Give only the number of lines in these records that contain the word "проводят".

--- DATASET CONTENT ---

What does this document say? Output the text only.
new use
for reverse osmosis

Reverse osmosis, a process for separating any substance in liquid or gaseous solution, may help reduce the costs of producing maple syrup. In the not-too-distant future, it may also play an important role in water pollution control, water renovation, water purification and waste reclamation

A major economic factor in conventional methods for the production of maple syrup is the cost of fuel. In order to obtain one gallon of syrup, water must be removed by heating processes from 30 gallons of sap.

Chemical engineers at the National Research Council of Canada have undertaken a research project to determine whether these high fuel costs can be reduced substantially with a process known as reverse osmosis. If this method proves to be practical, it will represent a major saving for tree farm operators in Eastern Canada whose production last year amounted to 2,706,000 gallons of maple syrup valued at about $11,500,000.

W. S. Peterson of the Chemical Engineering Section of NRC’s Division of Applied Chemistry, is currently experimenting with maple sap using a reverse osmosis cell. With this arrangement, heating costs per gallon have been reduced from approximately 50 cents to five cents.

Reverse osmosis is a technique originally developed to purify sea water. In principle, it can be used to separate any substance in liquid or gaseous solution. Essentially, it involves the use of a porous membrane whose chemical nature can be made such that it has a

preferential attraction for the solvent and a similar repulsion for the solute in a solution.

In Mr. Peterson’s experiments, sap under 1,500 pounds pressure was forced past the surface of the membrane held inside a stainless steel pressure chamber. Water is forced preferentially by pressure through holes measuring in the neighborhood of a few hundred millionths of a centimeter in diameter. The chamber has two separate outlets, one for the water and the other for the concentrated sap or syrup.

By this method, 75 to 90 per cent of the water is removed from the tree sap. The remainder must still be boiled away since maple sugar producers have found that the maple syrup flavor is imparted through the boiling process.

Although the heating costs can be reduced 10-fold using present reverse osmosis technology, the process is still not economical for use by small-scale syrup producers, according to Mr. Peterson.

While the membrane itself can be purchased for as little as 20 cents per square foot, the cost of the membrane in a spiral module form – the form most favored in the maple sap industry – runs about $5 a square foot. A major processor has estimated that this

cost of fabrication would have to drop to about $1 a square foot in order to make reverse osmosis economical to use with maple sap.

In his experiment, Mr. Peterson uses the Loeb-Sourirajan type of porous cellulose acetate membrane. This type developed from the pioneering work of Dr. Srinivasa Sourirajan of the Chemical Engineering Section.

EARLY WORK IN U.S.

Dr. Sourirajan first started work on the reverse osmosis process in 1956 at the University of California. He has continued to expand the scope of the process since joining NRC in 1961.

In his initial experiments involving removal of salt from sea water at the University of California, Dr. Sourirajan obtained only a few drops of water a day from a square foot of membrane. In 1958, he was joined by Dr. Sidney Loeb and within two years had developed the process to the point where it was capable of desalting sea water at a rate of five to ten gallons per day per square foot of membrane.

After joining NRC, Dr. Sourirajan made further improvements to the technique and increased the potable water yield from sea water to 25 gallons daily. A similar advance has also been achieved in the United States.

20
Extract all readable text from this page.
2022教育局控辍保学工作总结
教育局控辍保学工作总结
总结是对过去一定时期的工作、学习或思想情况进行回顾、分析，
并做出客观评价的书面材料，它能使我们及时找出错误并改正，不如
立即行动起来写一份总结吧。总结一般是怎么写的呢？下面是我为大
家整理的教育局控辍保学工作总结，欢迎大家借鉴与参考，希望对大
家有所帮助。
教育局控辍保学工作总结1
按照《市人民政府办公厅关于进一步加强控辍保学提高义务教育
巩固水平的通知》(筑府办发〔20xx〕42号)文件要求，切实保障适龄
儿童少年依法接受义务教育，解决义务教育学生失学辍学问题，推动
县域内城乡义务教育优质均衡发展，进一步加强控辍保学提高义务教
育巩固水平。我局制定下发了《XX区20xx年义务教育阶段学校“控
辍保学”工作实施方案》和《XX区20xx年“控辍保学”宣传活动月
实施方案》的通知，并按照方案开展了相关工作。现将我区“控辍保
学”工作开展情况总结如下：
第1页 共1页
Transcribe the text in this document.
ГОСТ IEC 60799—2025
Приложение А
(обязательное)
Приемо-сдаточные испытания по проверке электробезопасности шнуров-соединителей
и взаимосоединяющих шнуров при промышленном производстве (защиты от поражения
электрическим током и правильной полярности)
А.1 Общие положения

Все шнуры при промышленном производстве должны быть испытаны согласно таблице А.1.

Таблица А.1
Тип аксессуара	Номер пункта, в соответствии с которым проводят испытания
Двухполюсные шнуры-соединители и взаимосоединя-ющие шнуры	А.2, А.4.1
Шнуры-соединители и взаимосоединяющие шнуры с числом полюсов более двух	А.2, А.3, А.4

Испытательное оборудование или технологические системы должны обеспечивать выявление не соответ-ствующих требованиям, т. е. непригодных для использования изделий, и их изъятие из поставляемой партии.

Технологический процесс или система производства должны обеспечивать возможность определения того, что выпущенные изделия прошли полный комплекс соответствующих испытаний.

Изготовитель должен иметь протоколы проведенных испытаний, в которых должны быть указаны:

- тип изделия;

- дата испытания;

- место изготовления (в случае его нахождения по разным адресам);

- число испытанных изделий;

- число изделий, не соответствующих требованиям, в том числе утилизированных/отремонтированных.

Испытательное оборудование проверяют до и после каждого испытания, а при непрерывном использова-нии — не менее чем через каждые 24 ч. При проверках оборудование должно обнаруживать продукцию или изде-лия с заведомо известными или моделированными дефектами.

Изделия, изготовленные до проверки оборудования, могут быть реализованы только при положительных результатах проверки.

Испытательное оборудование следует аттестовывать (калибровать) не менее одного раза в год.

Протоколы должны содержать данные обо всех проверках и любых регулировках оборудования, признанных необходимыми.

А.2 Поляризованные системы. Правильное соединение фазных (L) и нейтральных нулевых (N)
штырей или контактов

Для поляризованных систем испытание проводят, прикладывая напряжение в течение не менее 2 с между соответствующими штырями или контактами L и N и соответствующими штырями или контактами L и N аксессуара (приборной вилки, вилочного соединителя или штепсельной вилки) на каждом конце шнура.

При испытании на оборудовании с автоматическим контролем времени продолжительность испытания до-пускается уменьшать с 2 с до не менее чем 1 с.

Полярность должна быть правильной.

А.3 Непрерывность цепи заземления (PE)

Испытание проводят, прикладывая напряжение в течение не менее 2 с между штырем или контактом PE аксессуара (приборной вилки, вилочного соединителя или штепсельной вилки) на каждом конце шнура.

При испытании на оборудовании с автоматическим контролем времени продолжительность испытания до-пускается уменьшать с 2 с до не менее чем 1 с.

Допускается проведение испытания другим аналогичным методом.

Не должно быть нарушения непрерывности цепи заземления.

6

---

## COMPLETED EXERCISE
3